SUPPLIED RECORDS.
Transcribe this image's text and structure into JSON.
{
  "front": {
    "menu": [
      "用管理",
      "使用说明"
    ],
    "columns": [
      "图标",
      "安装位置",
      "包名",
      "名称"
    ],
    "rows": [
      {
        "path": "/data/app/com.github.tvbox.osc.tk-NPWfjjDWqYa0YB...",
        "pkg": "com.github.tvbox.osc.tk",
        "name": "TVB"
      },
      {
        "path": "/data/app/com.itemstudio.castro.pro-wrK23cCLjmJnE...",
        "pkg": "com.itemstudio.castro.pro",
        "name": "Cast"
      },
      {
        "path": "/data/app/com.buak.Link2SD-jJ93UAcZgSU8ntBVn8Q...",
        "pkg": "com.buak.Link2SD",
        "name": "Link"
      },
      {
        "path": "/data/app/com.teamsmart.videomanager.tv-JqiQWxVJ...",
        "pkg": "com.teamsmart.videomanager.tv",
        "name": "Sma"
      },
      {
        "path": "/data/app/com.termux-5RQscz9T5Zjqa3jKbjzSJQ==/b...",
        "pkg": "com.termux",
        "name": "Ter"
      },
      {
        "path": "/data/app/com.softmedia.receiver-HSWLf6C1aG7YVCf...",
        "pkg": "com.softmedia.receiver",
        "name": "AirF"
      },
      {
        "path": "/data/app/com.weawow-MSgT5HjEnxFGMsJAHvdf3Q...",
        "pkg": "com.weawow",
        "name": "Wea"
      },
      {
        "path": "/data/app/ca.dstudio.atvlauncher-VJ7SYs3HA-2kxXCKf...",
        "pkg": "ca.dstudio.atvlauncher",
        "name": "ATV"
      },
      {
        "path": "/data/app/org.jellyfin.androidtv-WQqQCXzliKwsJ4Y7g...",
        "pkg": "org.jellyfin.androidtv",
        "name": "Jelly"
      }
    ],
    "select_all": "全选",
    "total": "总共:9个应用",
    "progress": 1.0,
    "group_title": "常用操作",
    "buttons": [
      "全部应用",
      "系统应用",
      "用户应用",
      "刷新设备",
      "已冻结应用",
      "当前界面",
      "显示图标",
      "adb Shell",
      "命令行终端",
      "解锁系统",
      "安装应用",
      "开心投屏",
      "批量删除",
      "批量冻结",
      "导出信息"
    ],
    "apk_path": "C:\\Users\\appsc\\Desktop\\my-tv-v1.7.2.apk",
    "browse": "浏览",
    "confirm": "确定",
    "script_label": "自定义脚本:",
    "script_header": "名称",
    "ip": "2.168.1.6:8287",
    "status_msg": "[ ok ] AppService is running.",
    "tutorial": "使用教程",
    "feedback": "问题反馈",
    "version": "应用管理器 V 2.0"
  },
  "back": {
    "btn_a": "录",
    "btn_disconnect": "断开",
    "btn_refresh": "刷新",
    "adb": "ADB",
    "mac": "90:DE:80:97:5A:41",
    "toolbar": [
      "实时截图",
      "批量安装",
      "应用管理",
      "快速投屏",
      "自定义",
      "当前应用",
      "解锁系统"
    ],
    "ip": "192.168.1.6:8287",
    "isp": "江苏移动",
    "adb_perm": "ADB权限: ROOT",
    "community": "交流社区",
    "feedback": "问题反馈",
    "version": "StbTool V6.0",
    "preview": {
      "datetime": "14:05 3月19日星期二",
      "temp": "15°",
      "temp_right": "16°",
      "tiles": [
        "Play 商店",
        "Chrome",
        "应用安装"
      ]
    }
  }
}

DIRECTIONS. Extract each entry in full, exactly as given.

OUTPUT OF THE TASK.
Transcribe this image's text and structure into JSON.
{
  "front": {
    "menu": [
      "用管理",
      "使用说明"
    ],
    "columns": [
      "图标",
      "安装位置",
      "包名",
      "名称"
    ],
    "rows": [
      {
        "path": "/data/app/com.github.tvbox.osc.tk-NPWfjjDWqYa0YB...",
        "pkg": "com.github.tvbox.osc.tk",
        "name": "TVB"
      },
      {
        "path": "/data/app/com.itemstudio.castro.pro-wrK23cCLjmJnE...",
        "pkg": "com.itemstudio.castro.pro",
        "name": "Cast"
      },
      {
        "path": "/data/app/com.buak.Link2SD-jJ93UAcZgSU8ntBVn8Q...",
        "pkg": "com.buak.Link2SD",
        "name": "Link"
      },
      {
        "path": "/data/app/com.teamsmart.videomanager.tv-JqiQWxVJ...",
        "pkg": "com.teamsmart.videomanager.tv",
        "name": "Sma"
      },
      {
        "path": "/data/app/com.termux-5RQscz9T5Zjqa3jKbjzSJQ==/b...",
        "pkg": "com.termux",
        "name": "Ter"
      },
      {
        "path": "/data/app/com.softmedia.receiver-HSWLf6C1aG7YVCf...",
        "pkg": "com.softmedia.receiver",
        "name": "AirF"
      },
      {
        "path": "/data/app/com.weawow-MSgT5HjEnxFGMsJAHvdf3Q...",
        "pkg": "com.weawow",
        "name": "Wea"
      },
      {
        "path": "/data/app/ca.dstudio.atvlauncher-VJ7SYs3HA-2kxXCKf...",
        "pkg": "ca.dstudio.atvlauncher",
        "name": "ATV"
      },
      {
        "path": "/data/app/org.jellyfin.androidtv-WQqQCXzliKwsJ4Y7g...",
        "pkg": "org.jellyfin.androidtv",
        "name": "Jelly"
      }
    ],
    "select_all": "全选",
    "total": "总共:9个应用",
    "progress": 1.0,
    "group_title": "常用操作",
    "buttons": [
      "全部应用",
      "系统应用",
      "用户应用",
      "刷新设备",
      "已冻结应用",
      "当前界面",
      "显示图标",
      "adb Shell",
      "命令行终端",
      "解锁系统",
      "安装应用",
      "开心投屏",
      "批量删除",
      "批量冻结",
      "导出信息"
    ],
    "apk_path": "C:\\Users\\appsc\\Desktop\\my-tv-v1.7.2.apk",
    "browse": "浏览",
    "confirm": "确定",
    "script_label": "自定义脚本:",
    "script_header": "名称",
    "ip": "2.168.1.6:8287",
    "status_msg": "[ ok ] AppService is running.",
    "tutorial": "使用教程",
    "feedback": "问题反馈",
    "version": "应用管理器 V 2.0"
  },
  "back": {
    "btn_a": "录",
    "btn_disconnect": "断开",
    "btn_refresh": "刷新",
    "adb": "ADB",
    "mac": "90:DE:80:97:5A:41",
    "toolbar": [
      "实时截图",
      "批量安装",
      "应用管理",
      "快速投屏",
      "自定义",
      "当前应用",
      "解锁系统"
    ],
    "ip": "192.168.1.6:8287",
    "isp": "江苏移动",
    "adb_perm": "ADB权限: ROOT",
    "community": "交流社区",
    "feedback": "问题反馈",
    "version": "StbTool V6.0",
    "preview": {
      "datetime": "14:05 3月19日星期二",
      "temp": "15°",
      "temp_right": "16°",
      "tiles": [
        "Play 商店",
        "Chrome",
        "应用安装"
      ]
    }
  }
}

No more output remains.